━━ Data in this exercise

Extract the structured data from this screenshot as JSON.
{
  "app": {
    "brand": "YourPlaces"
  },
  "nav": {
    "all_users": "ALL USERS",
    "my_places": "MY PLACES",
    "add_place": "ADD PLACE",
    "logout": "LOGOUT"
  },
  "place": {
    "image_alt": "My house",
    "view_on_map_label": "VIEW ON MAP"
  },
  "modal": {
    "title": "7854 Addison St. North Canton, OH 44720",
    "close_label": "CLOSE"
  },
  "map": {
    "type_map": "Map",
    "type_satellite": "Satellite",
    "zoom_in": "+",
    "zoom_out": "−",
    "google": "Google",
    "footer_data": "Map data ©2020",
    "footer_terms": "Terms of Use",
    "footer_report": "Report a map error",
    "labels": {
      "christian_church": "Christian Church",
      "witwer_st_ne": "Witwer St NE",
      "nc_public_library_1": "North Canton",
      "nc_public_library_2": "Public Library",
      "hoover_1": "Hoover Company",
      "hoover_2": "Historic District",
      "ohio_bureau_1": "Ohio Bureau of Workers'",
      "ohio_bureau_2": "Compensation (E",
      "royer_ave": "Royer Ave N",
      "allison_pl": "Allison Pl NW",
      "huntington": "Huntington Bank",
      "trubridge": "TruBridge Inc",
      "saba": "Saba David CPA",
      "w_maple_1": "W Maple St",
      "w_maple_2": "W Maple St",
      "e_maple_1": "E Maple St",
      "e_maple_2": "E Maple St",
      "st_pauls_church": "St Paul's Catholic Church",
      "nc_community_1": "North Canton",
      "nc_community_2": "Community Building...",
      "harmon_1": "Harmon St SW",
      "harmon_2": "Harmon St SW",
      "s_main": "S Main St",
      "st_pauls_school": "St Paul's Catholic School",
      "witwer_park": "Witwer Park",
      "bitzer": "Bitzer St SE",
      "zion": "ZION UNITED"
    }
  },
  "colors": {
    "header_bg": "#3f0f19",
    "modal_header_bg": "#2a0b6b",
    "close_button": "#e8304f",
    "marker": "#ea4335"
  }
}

━━━━

→ Task description: Quote all the records. Keep every word exact.

→ Task solution:
Extract the structured data from this screenshot as JSON.
{
  "app": {
    "brand": "YourPlaces"
  },
  "nav": {
    "all_users": "ALL USERS",
    "my_places": "MY PLACES",
    "add_place": "ADD PLACE",
    "logout": "LOGOUT"
  },
  "place": {
    "image_alt": "My house",
    "view_on_map_label": "VIEW ON MAP"
  },
  "modal": {
    "title": "7854 Addison St. North Canton, OH 44720",
    "close_label": "CLOSE"
  },
  "map": {
    "type_map": "Map",
    "type_satellite": "Satellite",
    "zoom_in": "+",
    "zoom_out": "−",
    "google": "Google",
    "footer_data": "Map data ©2020",
    "footer_terms": "Terms of Use",
    "footer_report": "Report a map error",
    "labels": {
      "christian_church": "Christian Church",
      "witwer_st_ne": "Witwer St NE",
      "nc_public_library_1": "North Canton",
      "nc_public_library_2": "Public Library",
      "hoover_1": "Hoover Company",
      "hoover_2": "Historic District",
      "ohio_bureau_1": "Ohio Bureau of Workers'",
      "ohio_bureau_2": "Compensation (E",
      "royer_ave": "Royer Ave N",
      "allison_pl": "Allison Pl NW",
      "huntington": "Huntington Bank",
      "trubridge": "TruBridge Inc",
      "saba": "Saba David CPA",
      "w_maple_1": "W Maple St",
      "w_maple_2": "W Maple St",
      "e_maple_1": "E Maple St",
      "e_maple_2": "E Maple St",
      "st_pauls_church": "St Paul's Catholic Church",
      "nc_community_1": "North Canton",
      "nc_community_2": "Community Building...",
      "harmon_1": "Harmon St SW",
      "harmon_2": "Harmon St SW",
      "s_main": "S Main St",
      "st_pauls_school": "St Paul's Catholic School",
      "witwer_park": "Witwer Park",
      "bitzer": "Bitzer St SE",
      "zion": "ZION UNITED"
    }
  },
  "colors": {
    "header_bg": "#3f0f19",
    "modal_header_bg": "#2a0b6b",
    "close_button": "#e8304f",
    "marker": "#ea4335"
  }
}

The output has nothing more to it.